— START OF ENTRIES SHOWN —

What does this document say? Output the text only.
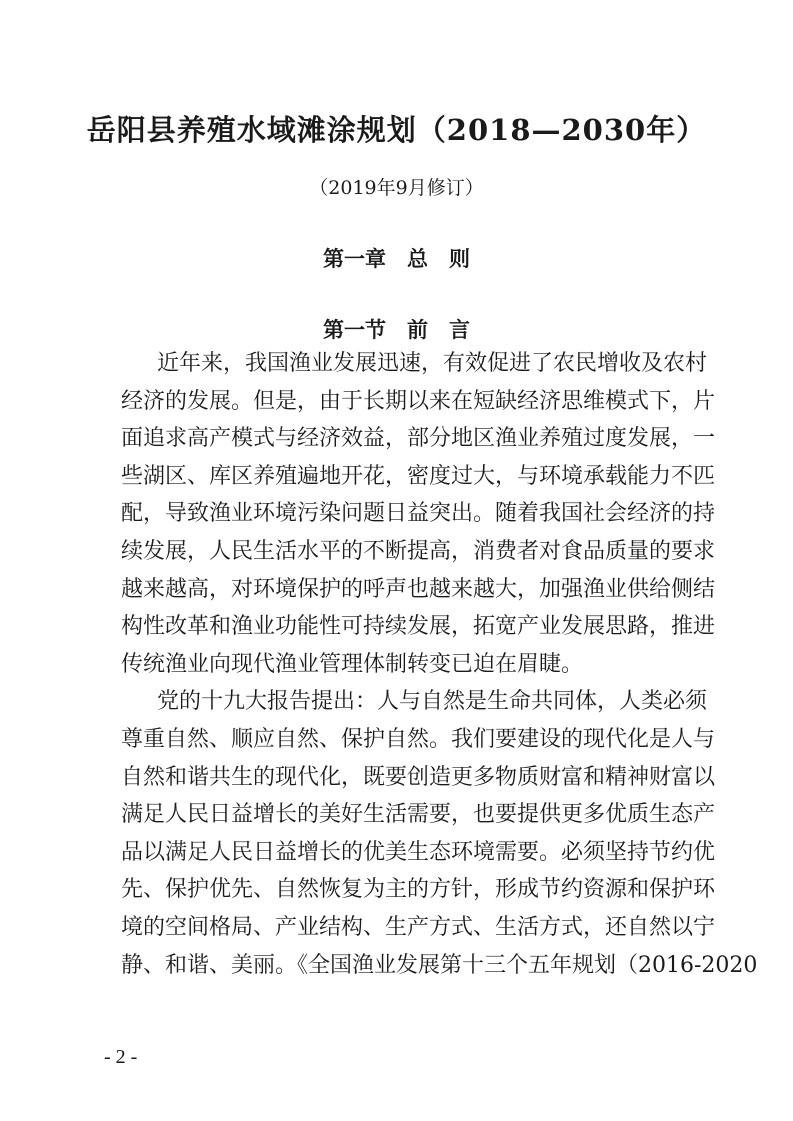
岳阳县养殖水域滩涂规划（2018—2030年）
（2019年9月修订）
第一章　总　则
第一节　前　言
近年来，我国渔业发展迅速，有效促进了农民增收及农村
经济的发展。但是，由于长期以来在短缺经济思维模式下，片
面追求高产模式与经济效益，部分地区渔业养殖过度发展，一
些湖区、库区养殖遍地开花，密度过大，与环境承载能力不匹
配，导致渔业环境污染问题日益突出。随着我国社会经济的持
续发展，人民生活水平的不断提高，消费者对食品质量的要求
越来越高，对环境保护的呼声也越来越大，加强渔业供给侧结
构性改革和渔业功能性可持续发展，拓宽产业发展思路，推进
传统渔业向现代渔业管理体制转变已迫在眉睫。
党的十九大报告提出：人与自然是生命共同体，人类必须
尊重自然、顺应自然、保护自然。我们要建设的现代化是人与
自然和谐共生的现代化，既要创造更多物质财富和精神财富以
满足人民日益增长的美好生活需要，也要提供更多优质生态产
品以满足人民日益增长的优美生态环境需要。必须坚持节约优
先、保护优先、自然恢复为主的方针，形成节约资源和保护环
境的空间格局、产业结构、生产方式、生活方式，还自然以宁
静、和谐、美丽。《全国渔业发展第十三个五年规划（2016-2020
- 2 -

— END OF ENTRIES SHOWN —

§ **YOUR INSTRUCTIONS**: Transcribe the records above exactly, omitting every picture they contain.

§ **IN RESPONSE**:
What does this document say? Output the text only.
岳阳县养殖水域滩涂规划（2018—2030年）
（2019年9月修订）
第一章　总　则
第一节　前　言
近年来，我国渔业发展迅速，有效促进了农民增收及农村
经济的发展。但是，由于长期以来在短缺经济思维模式下，片
面追求高产模式与经济效益，部分地区渔业养殖过度发展，一
些湖区、库区养殖遍地开花，密度过大，与环境承载能力不匹
配，导致渔业环境污染问题日益突出。随着我国社会经济的持
续发展，人民生活水平的不断提高，消费者对食品质量的要求
越来越高，对环境保护的呼声也越来越大，加强渔业供给侧结
构性改革和渔业功能性可持续发展，拓宽产业发展思路，推进
传统渔业向现代渔业管理体制转变已迫在眉睫。
党的十九大报告提出：人与自然是生命共同体，人类必须
尊重自然、顺应自然、保护自然。我们要建设的现代化是人与
自然和谐共生的现代化，既要创造更多物质财富和精神财富以
满足人民日益增长的美好生活需要，也要提供更多优质生态产
品以满足人民日益增长的优美生态环境需要。必须坚持节约优
先、保护优先、自然恢复为主的方针，形成节约资源和保护环
境的空间格局、产业结构、生产方式、生活方式，还自然以宁
静、和谐、美丽。《全国渔业发展第十三个五年规划（2016-2020
- 2 -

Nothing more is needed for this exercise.